Dataset excerpt:
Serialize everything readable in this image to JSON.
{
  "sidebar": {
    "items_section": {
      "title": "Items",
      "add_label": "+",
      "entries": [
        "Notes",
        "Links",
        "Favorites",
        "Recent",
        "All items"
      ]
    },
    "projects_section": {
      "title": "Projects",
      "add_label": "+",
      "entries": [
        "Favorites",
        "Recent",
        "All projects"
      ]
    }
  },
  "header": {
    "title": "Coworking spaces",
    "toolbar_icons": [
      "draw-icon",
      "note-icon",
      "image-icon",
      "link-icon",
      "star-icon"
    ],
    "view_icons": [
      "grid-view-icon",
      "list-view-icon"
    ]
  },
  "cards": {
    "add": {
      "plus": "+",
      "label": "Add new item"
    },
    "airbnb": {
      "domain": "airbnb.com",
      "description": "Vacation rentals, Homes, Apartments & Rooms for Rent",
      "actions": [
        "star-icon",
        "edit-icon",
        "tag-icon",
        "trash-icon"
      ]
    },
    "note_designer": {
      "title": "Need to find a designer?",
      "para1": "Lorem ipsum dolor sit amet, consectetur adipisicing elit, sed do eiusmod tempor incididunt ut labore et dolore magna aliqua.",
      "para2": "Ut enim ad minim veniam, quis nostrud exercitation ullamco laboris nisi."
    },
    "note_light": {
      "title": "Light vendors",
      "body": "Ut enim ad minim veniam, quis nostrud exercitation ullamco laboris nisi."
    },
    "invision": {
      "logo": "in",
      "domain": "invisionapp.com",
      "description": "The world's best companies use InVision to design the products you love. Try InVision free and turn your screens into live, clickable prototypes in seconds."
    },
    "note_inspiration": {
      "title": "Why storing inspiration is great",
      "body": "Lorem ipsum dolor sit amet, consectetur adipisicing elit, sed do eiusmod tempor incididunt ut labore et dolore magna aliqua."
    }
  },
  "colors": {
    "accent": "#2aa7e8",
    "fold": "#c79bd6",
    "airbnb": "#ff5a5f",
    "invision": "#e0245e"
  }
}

*SHORT TASK*.
Print all of the data exactly as it was given.

*RESULT FOR THIS TASK*.
Serialize everything readable in this image to JSON.
{
  "sidebar": {
    "items_section": {
      "title": "Items",
      "add_label": "+",
      "entries": [
        "Notes",
        "Links",
        "Favorites",
        "Recent",
        "All items"
      ]
    },
    "projects_section": {
      "title": "Projects",
      "add_label": "+",
      "entries": [
        "Favorites",
        "Recent",
        "All projects"
      ]
    }
  },
  "header": {
    "title": "Coworking spaces",
    "toolbar_icons": [
      "draw-icon",
      "note-icon",
      "image-icon",
      "link-icon",
      "star-icon"
    ],
    "view_icons": [
      "grid-view-icon",
      "list-view-icon"
    ]
  },
  "cards": {
    "add": {
      "plus": "+",
      "label": "Add new item"
    },
    "airbnb": {
      "domain": "airbnb.com",
      "description": "Vacation rentals, Homes, Apartments & Rooms for Rent",
      "actions": [
        "star-icon",
        "edit-icon",
        "tag-icon",
        "trash-icon"
      ]
    },
    "note_designer": {
      "title": "Need to find a designer?",
      "para1": "Lorem ipsum dolor sit amet, consectetur adipisicing elit, sed do eiusmod tempor incididunt ut labore et dolore magna aliqua.",
      "para2": "Ut enim ad minim veniam, quis nostrud exercitation ullamco laboris nisi."
    },
    "note_light": {
      "title": "Light vendors",
      "body": "Ut enim ad minim veniam, quis nostrud exercitation ullamco laboris nisi."
    },
    "invision": {
      "logo": "in",
      "domain": "invisionapp.com",
      "description": "The world's best companies use InVision to design the products you love. Try InVision free and turn your screens into live, clickable prototypes in seconds."
    },
    "note_inspiration": {
      "title": "Why storing inspiration is great",
      "body": "Lorem ipsum dolor sit amet, consectetur adipisicing elit, sed do eiusmod tempor incididunt ut labore et dolore magna aliqua."
    }
  },
  "colors": {
    "accent": "#2aa7e8",
    "fold": "#c79bd6",
    "airbnb": "#ff5a5f",
    "invision": "#e0245e"
  }
}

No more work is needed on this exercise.